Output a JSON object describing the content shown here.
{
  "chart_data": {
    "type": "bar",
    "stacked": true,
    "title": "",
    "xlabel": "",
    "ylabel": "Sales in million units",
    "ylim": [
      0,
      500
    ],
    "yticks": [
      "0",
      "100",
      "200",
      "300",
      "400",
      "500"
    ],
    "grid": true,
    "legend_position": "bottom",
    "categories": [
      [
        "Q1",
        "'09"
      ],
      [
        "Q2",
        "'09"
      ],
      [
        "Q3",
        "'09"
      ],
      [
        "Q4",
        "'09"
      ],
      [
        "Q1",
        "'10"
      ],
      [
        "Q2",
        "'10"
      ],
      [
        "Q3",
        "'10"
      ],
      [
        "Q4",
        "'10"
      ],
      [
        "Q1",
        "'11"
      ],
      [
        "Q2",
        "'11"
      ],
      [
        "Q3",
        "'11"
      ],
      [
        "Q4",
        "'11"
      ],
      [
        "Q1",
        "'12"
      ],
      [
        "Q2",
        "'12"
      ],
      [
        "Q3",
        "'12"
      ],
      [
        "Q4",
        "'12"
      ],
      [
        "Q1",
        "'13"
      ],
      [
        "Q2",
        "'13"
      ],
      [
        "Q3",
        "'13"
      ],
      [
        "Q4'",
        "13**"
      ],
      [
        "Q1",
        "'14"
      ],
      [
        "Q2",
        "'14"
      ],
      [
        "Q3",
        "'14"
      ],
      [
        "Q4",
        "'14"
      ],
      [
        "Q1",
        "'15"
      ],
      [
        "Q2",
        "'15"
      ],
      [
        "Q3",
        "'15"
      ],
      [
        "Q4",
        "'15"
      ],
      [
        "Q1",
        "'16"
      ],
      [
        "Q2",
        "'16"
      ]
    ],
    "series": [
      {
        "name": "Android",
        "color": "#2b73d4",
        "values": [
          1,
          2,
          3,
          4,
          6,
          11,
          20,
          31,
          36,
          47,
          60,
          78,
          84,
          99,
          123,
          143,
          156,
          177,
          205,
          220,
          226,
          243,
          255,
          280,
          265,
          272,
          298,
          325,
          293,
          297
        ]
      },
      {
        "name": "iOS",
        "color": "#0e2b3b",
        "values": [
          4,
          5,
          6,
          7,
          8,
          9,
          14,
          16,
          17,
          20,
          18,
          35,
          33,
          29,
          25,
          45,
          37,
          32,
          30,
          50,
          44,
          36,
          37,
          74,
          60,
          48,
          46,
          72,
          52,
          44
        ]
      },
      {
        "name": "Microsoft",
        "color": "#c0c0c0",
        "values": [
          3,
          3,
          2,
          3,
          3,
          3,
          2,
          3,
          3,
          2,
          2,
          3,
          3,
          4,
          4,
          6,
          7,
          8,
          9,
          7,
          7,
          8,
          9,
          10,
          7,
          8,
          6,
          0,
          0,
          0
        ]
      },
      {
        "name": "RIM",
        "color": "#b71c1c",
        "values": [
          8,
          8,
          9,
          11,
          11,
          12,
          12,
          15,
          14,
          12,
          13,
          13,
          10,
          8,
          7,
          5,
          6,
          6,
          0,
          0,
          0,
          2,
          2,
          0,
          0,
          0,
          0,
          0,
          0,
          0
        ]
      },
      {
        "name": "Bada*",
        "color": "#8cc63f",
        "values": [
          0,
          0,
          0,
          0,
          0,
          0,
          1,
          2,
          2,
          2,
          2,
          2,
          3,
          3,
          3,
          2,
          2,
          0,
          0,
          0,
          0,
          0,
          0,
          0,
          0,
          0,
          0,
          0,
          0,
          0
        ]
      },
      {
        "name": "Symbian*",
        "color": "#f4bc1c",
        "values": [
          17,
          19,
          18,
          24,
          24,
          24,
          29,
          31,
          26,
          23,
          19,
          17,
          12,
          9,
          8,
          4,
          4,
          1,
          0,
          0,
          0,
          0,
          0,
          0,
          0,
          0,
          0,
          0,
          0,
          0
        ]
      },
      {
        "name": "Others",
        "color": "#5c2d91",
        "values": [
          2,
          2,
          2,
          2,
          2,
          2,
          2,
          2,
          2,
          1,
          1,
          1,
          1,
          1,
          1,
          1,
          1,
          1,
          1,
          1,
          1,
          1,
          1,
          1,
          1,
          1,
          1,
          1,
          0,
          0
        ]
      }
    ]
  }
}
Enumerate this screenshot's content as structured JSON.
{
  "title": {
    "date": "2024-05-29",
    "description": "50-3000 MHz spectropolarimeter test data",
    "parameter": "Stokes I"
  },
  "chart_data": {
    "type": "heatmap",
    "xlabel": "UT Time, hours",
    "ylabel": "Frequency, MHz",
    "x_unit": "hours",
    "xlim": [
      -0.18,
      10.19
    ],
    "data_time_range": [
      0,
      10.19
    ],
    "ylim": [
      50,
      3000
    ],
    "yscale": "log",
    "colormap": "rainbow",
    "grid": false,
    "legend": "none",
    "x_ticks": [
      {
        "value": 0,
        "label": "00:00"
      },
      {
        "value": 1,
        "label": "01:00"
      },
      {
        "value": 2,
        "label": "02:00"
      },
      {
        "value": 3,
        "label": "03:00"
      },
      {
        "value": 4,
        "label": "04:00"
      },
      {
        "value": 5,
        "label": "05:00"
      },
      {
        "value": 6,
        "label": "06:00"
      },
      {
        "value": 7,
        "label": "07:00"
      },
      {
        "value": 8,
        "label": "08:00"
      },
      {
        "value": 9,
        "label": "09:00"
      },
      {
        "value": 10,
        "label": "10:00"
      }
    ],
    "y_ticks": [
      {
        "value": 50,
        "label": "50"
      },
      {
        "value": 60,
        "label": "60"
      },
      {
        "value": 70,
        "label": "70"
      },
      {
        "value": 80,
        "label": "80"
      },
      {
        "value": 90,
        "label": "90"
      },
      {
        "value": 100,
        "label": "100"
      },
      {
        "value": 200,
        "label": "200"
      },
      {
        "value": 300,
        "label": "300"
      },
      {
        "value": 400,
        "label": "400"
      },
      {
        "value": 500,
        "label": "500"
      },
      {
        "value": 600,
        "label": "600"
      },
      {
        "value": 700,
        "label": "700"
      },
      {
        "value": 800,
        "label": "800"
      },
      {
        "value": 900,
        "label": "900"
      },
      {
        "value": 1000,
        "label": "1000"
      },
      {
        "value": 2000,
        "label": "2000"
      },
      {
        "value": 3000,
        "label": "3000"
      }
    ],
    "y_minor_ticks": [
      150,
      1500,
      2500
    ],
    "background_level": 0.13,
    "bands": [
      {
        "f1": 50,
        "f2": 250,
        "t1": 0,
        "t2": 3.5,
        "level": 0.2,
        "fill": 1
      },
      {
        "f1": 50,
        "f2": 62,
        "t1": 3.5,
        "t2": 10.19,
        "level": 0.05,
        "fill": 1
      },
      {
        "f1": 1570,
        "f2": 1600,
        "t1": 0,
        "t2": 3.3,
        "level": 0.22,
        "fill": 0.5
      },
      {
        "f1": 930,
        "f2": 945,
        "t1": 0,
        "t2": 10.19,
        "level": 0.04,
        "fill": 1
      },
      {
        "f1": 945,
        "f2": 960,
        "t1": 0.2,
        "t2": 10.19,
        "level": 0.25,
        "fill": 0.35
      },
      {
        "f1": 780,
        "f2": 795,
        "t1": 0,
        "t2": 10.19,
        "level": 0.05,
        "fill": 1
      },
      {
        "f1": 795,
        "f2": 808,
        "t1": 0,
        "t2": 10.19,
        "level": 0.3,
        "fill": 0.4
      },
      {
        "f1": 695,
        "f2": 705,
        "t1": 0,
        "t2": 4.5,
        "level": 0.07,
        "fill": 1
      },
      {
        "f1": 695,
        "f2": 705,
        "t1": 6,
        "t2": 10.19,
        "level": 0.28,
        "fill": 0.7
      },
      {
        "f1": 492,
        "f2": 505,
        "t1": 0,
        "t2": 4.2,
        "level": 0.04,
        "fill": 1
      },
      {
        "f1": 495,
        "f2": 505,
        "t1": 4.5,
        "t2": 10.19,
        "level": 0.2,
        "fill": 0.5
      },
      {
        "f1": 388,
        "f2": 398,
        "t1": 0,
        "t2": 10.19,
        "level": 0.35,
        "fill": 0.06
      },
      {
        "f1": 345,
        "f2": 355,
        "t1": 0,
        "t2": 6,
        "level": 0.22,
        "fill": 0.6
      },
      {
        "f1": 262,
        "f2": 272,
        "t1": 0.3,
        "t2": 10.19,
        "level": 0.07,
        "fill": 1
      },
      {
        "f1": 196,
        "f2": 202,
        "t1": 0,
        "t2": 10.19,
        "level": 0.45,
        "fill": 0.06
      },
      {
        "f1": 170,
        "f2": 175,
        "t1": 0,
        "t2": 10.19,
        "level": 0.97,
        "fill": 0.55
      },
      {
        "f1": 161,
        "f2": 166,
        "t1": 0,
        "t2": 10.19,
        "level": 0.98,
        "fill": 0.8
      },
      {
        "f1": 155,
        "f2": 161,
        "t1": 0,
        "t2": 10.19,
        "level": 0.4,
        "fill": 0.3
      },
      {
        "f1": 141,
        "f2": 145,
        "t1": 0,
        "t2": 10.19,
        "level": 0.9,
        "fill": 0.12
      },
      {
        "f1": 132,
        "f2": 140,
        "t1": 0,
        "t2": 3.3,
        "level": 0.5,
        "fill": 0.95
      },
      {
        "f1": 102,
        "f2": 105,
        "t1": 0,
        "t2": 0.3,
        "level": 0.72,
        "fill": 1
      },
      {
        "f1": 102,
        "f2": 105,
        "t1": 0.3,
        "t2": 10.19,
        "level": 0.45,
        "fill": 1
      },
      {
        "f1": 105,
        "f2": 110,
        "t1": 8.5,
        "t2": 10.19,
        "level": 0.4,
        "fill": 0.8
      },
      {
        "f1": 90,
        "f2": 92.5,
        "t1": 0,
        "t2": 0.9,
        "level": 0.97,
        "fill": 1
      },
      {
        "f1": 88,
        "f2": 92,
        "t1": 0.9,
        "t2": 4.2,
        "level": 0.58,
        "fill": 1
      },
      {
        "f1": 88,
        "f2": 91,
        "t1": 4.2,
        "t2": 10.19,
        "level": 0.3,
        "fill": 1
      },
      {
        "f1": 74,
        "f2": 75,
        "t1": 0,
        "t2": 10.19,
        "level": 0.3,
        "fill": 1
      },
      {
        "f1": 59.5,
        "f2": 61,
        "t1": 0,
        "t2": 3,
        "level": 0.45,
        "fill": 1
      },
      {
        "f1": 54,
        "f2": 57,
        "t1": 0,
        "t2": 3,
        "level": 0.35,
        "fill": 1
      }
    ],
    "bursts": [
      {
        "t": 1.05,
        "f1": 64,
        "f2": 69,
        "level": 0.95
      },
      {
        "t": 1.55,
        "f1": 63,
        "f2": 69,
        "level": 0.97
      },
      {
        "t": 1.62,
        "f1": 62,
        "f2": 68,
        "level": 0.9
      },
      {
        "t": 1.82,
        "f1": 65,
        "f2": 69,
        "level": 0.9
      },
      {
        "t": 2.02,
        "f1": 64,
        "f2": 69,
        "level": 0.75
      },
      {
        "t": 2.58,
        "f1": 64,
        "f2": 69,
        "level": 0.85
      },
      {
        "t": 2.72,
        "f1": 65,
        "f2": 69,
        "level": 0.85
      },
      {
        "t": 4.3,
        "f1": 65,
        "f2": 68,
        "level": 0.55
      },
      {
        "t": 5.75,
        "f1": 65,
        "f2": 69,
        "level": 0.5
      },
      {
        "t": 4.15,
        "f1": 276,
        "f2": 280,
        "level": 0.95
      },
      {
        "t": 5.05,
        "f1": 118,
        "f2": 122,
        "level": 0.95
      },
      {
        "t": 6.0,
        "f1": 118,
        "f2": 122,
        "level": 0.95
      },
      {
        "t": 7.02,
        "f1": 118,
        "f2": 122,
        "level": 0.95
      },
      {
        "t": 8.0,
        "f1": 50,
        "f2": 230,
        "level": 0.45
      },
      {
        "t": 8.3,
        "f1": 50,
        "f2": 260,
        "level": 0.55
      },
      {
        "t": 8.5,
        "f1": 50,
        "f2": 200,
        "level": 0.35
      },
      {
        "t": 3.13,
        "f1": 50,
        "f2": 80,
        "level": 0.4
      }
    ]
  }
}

_Requirements_
Copy each line of the records that contains the word "name".

_The answer_
        "name": "Android",
        "name": "iOS",
        "name": "Microsoft",
        "name": "RIM",
        "name": "Bada*",
        "name": "Symbian*",
        "name": "Others",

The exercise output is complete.